_Your instructions_: Transcribe each line of the records below exactly, excluding any embedded images.

■ ■ ■ ■ ■ ■ ■

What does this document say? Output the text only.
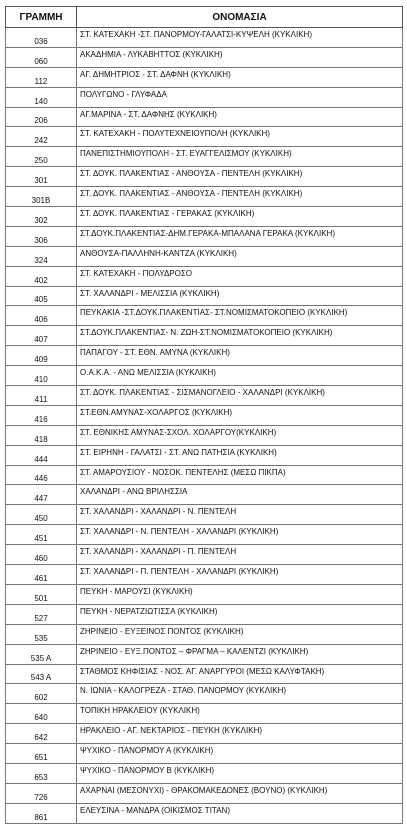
ΓΡΑΜΜΗ	ΟΝΟΜΑΣΙΑ
036	ΣΤ. ΚΑΤΕΧΑΚΗ -ΣΤ. ΠΑΝΟΡΜΟΥ-ΓΑΛΑΤΣΙ-ΚΥΨΕΛΗ (ΚΥΚΛΙΚΗ)
060	ΑΚΑΔΗΜΙΑ - ΛΥΚΑΒΗΤΤΟΣ (ΚΥΚΛΙΚΗ)
112	ΑΓ. ΔΗΜΗΤΡΙΟΣ - ΣΤ. ΔΑΦΝΗ (ΚΥΚΛΙΚΗ)
140	ΠΟΛΥΓΩΝΟ - ΓΛΥΦΑΔΑ
206	ΑΓ.ΜΑΡΙΝΑ - ΣΤ. ΔΑΦΝΗΣ (ΚΥΚΛΙΚΗ)
242	ΣΤ. ΚΑΤΕΧΑΚΗ - ΠΟΛΥΤΕΧΝΕΙΟΥΠΟΛΗ (ΚΥΚΛΙΚΗ)
250	ΠΑΝΕΠΙΣΤΗΜΙΟΥΠΟΛΗ - ΣΤ. ΕΥΑΓΓΕΛΙΣΜΟΥ (ΚΥΚΛΙΚΗ)
301	ΣΤ. ΔΟΥΚ. ΠΛΑΚΕΝΤΙΑΣ - ΑΝΘΟΥΣΑ - ΠΕΝΤΕΛΗ (ΚΥΚΛΙΚΗ)
301Β	ΣΤ. ΔΟΥΚ. ΠΛΑΚΕΝΤΙΑΣ - ΑΝΘΟΥΣΑ - ΠΕΝΤΕΛΗ (ΚΥΚΛΙΚΗ)
302	ΣΤ. ΔΟΥΚ. ΠΛΑΚΕΝΤΙΑΣ - ΓΕΡΑΚΑΣ (ΚΥΚΛΙΚΗ)
306	ΣΤ.ΔΟΥΚ.ΠΛΑΚΕΝΤΙΑΣ-ΔΗΜ.ΓΕΡΑΚΑ-ΜΠΑΛΑΝΑ ΓΕΡΑΚΑ (ΚΥΚΛΙΚΗ)
324	ΑΝΘΟΥΣΑ-ΠΑΛΛΗΝΗ-ΚΑΝΤΖΑ (ΚΥΚΛΙΚΗ)
402	ΣΤ. ΚΑΤΕΧΑΚΗ - ΠΟΛΥΔΡΟΣΟ
405	ΣΤ. ΧΑΛΑΝΔΡΙ - ΜΕΛΙΣΣΙΑ (ΚΥΚΛΙΚΗ)
406	ΠΕΥΚΑΚΙΑ -ΣΤ.ΔΟΥΚ.ΠΛΑΚΕΝΤΙΑΣ- ΣΤ.ΝΟΜΙΣΜΑΤΟΚΟΠΕΙΟ (ΚΥΚΛΙΚΗ)
407	ΣΤ.ΔΟΥΚ.ΠΛΑΚΕΝΤΙΑΣ- Ν. ΖΩΗ-ΣΤ.ΝΟΜΙΣΜΑΤΟΚΟΠΕΙΟ (ΚΥΚΛΙΚΗ)
409	ΠΑΠΑΓΟΥ - ΣΤ. ΕΘΝ. ΑΜΥΝΑ (ΚΥΚΛΙΚΗ)
410	Ο.Α.Κ.Α. - ΑΝΩ ΜΕΛΙΣΣΙΑ (ΚΥΚΛΙΚΗ)
411	ΣΤ. ΔΟΥΚ. ΠΛΑΚΕΝΤΙΑΣ - ΣΙΣΜΑΝΟΓΛΕΙΟ - ΧΑΛΑΝΔΡΙ (ΚΥΚΛΙΚΗ)
416	ΣΤ.ΕΘΝ.ΑΜΥΝΑΣ-ΧΟΛΑΡΓΟΣ (ΚΥΚΛΙΚΗ)
418	ΣΤ. ΕΘΝΙΚΗΣ ΑΜΥΝΑΣ-ΣΧΟΛ. ΧΟΛΑΡΓΟΥ(ΚΥΚΛΙΚΗ)
444	ΣΤ. ΕΙΡΗΝΗ - ΓΑΛΑΤΣΙ - ΣΤ. ΑΝΩ ΠΑΤΗΣΙΑ (ΚΥΚΛΙΚΗ)
446	ΣΤ. ΑΜΑΡΟΥΣΙΟΥ - ΝΟΣΟΚ. ΠΕΝΤΕΛΗΣ (ΜΕΣΩ ΠΙΚΠΑ)
447	ΧΑΛΑΝΔΡΙ - ΑΝΩ ΒΡΙΛΗΣΣΙΑ
450	ΣΤ. ΧΑΛΑΝΔΡΙ - ΧΑΛΑΝΔΡΙ - Ν. ΠΕΝΤΕΛΗ
451	ΣΤ. ΧΑΛΑΝΔΡΙ - Ν. ΠΕΝΤΕΛΗ - ΧΑΛΑΝΔΡΙ (ΚΥΚΛΙΚΗ)
460	ΣΤ. ΧΑΛΑΝΔΡΙ - ΧΑΛΑΝΔΡΙ - Π. ΠΕΝΤΕΛΗ
461	ΣΤ. ΧΑΛΑΝΔΡΙ - Π. ΠΕΝΤΕΛΗ - ΧΑΛΑΝΔΡΙ (ΚΥΚΛΙΚΗ)
501	ΠΕΥΚΗ - ΜΑΡΟΥΣΙ (ΚΥΚΛΙΚΗ)
527	ΠΕΥΚΗ - ΝΕΡΑΤΖΙΩΤΙΣΣΑ (ΚΥΚΛΙΚΗ)
535	ΖΗΡΙΝΕΙΟ - ΕΥΞΕΙΝΟΣ ΠΟΝΤΟΣ (ΚΥΚΛΙΚΗ)
535 Α	ΖΗΡΙΝΕΙΟ - ΕΥΞ.ΠΟΝΤΟΣ – ΦΡΑΓΜΑ – ΚΑΛΕΝΤΖΙ (ΚΥΚΛΙΚΗ)
543 Α	ΣΤΑΘΜΟΣ ΚΗΦΙΣΙΑΣ - ΝΟΣ. ΑΓ. ΑΝΑΡΓΥΡΟΙ (ΜΕΣΩ ΚΑΛΥΦΤΑΚΗ)
602	Ν. ΙΩΝΙΑ - ΚΑΛΟΓΡΕΖΑ - ΣΤΑΘ. ΠΑΝΟΡΜΟΥ (ΚΥΚΛΙΚΗ)
640	ΤΟΠΙΚΗ ΗΡΑΚΛΕΙΟΥ (ΚΥΚΛΙΚΗ)
642	ΗΡΑΚΛΕΙΟ - ΑΓ. ΝΕΚΤΑΡΙΟΣ - ΠΕΥΚΗ (ΚΥΚΛΙΚΗ)
651	ΨΥΧΙΚΟ - ΠΑΝΟΡΜΟΥ Α (ΚΥΚΛΙΚΗ)
653	ΨΥΧΙΚΟ - ΠΑΝΟΡΜΟΥ Β (ΚΥΚΛΙΚΗ)
726	ΑΧΑΡΝΑΙ (ΜΕΣΟΝΥΧΙ) - ΘΡΑΚΟΜΑΚΕΔΟΝΕΣ (ΒΟΥΝΟ) (ΚΥΚΛΙΚΗ)
861	ΕΛΕΥΣΙΝΑ - ΜΑΝΔΡΑ (ΟΙΚΙΣΜΟΣ ΤΙΤΑΝ)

■ ■ ■ ■ ■ ■ ■

_Output below_:
What does this document say? Output the text only.
ΓΡΑΜΜΗ	ΟΝΟΜΑΣΙΑ
036	ΣΤ. ΚΑΤΕΧΑΚΗ -ΣΤ. ΠΑΝΟΡΜΟΥ-ΓΑΛΑΤΣΙ-ΚΥΨΕΛΗ (ΚΥΚΛΙΚΗ)
060	ΑΚΑΔΗΜΙΑ - ΛΥΚΑΒΗΤΤΟΣ (ΚΥΚΛΙΚΗ)
112	ΑΓ. ΔΗΜΗΤΡΙΟΣ - ΣΤ. ΔΑΦΝΗ (ΚΥΚΛΙΚΗ)
140	ΠΟΛΥΓΩΝΟ - ΓΛΥΦΑΔΑ
206	ΑΓ.ΜΑΡΙΝΑ - ΣΤ. ΔΑΦΝΗΣ (ΚΥΚΛΙΚΗ)
242	ΣΤ. ΚΑΤΕΧΑΚΗ - ΠΟΛΥΤΕΧΝΕΙΟΥΠΟΛΗ (ΚΥΚΛΙΚΗ)
250	ΠΑΝΕΠΙΣΤΗΜΙΟΥΠΟΛΗ - ΣΤ. ΕΥΑΓΓΕΛΙΣΜΟΥ (ΚΥΚΛΙΚΗ)
301	ΣΤ. ΔΟΥΚ. ΠΛΑΚΕΝΤΙΑΣ - ΑΝΘΟΥΣΑ - ΠΕΝΤΕΛΗ (ΚΥΚΛΙΚΗ)
301Β	ΣΤ. ΔΟΥΚ. ΠΛΑΚΕΝΤΙΑΣ - ΑΝΘΟΥΣΑ - ΠΕΝΤΕΛΗ (ΚΥΚΛΙΚΗ)
302	ΣΤ. ΔΟΥΚ. ΠΛΑΚΕΝΤΙΑΣ - ΓΕΡΑΚΑΣ (ΚΥΚΛΙΚΗ)
306	ΣΤ.ΔΟΥΚ.ΠΛΑΚΕΝΤΙΑΣ-ΔΗΜ.ΓΕΡΑΚΑ-ΜΠΑΛΑΝΑ ΓΕΡΑΚΑ (ΚΥΚΛΙΚΗ)
324	ΑΝΘΟΥΣΑ-ΠΑΛΛΗΝΗ-ΚΑΝΤΖΑ (ΚΥΚΛΙΚΗ)
402	ΣΤ. ΚΑΤΕΧΑΚΗ - ΠΟΛΥΔΡΟΣΟ
405	ΣΤ. ΧΑΛΑΝΔΡΙ - ΜΕΛΙΣΣΙΑ (ΚΥΚΛΙΚΗ)
406	ΠΕΥΚΑΚΙΑ -ΣΤ.ΔΟΥΚ.ΠΛΑΚΕΝΤΙΑΣ- ΣΤ.ΝΟΜΙΣΜΑΤΟΚΟΠΕΙΟ (ΚΥΚΛΙΚΗ)
407	ΣΤ.ΔΟΥΚ.ΠΛΑΚΕΝΤΙΑΣ- Ν. ΖΩΗ-ΣΤ.ΝΟΜΙΣΜΑΤΟΚΟΠΕΙΟ (ΚΥΚΛΙΚΗ)
409	ΠΑΠΑΓΟΥ - ΣΤ. ΕΘΝ. ΑΜΥΝΑ (ΚΥΚΛΙΚΗ)
410	Ο.Α.Κ.Α. - ΑΝΩ ΜΕΛΙΣΣΙΑ (ΚΥΚΛΙΚΗ)
411	ΣΤ. ΔΟΥΚ. ΠΛΑΚΕΝΤΙΑΣ - ΣΙΣΜΑΝΟΓΛΕΙΟ - ΧΑΛΑΝΔΡΙ (ΚΥΚΛΙΚΗ)
416	ΣΤ.ΕΘΝ.ΑΜΥΝΑΣ-ΧΟΛΑΡΓΟΣ (ΚΥΚΛΙΚΗ)
418	ΣΤ. ΕΘΝΙΚΗΣ ΑΜΥΝΑΣ-ΣΧΟΛ. ΧΟΛΑΡΓΟΥ(ΚΥΚΛΙΚΗ)
444	ΣΤ. ΕΙΡΗΝΗ - ΓΑΛΑΤΣΙ - ΣΤ. ΑΝΩ ΠΑΤΗΣΙΑ (ΚΥΚΛΙΚΗ)
446	ΣΤ. ΑΜΑΡΟΥΣΙΟΥ - ΝΟΣΟΚ. ΠΕΝΤΕΛΗΣ (ΜΕΣΩ ΠΙΚΠΑ)
447	ΧΑΛΑΝΔΡΙ - ΑΝΩ ΒΡΙΛΗΣΣΙΑ
450	ΣΤ. ΧΑΛΑΝΔΡΙ - ΧΑΛΑΝΔΡΙ - Ν. ΠΕΝΤΕΛΗ
451	ΣΤ. ΧΑΛΑΝΔΡΙ - Ν. ΠΕΝΤΕΛΗ - ΧΑΛΑΝΔΡΙ (ΚΥΚΛΙΚΗ)
460	ΣΤ. ΧΑΛΑΝΔΡΙ - ΧΑΛΑΝΔΡΙ - Π. ΠΕΝΤΕΛΗ
461	ΣΤ. ΧΑΛΑΝΔΡΙ - Π. ΠΕΝΤΕΛΗ - ΧΑΛΑΝΔΡΙ (ΚΥΚΛΙΚΗ)
501	ΠΕΥΚΗ - ΜΑΡΟΥΣΙ (ΚΥΚΛΙΚΗ)
527	ΠΕΥΚΗ - ΝΕΡΑΤΖΙΩΤΙΣΣΑ (ΚΥΚΛΙΚΗ)
535	ΖΗΡΙΝΕΙΟ - ΕΥΞΕΙΝΟΣ ΠΟΝΤΟΣ (ΚΥΚΛΙΚΗ)
535 Α	ΖΗΡΙΝΕΙΟ - ΕΥΞ.ΠΟΝΤΟΣ – ΦΡΑΓΜΑ – ΚΑΛΕΝΤΖΙ (ΚΥΚΛΙΚΗ)
543 Α	ΣΤΑΘΜΟΣ ΚΗΦΙΣΙΑΣ - ΝΟΣ. ΑΓ. ΑΝΑΡΓΥΡΟΙ (ΜΕΣΩ ΚΑΛΥΦΤΑΚΗ)
602	Ν. ΙΩΝΙΑ - ΚΑΛΟΓΡΕΖΑ - ΣΤΑΘ. ΠΑΝΟΡΜΟΥ (ΚΥΚΛΙΚΗ)
640	ΤΟΠΙΚΗ ΗΡΑΚΛΕΙΟΥ (ΚΥΚΛΙΚΗ)
642	ΗΡΑΚΛΕΙΟ - ΑΓ. ΝΕΚΤΑΡΙΟΣ - ΠΕΥΚΗ (ΚΥΚΛΙΚΗ)
651	ΨΥΧΙΚΟ - ΠΑΝΟΡΜΟΥ Α (ΚΥΚΛΙΚΗ)
653	ΨΥΧΙΚΟ - ΠΑΝΟΡΜΟΥ Β (ΚΥΚΛΙΚΗ)
726	ΑΧΑΡΝΑΙ (ΜΕΣΟΝΥΧΙ) - ΘΡΑΚΟΜΑΚΕΔΟΝΕΣ (ΒΟΥΝΟ) (ΚΥΚΛΙΚΗ)
861	ΕΛΕΥΣΙΝΑ - ΜΑΝΔΡΑ (ΟΙΚΙΣΜΟΣ ΤΙΤΑΝ)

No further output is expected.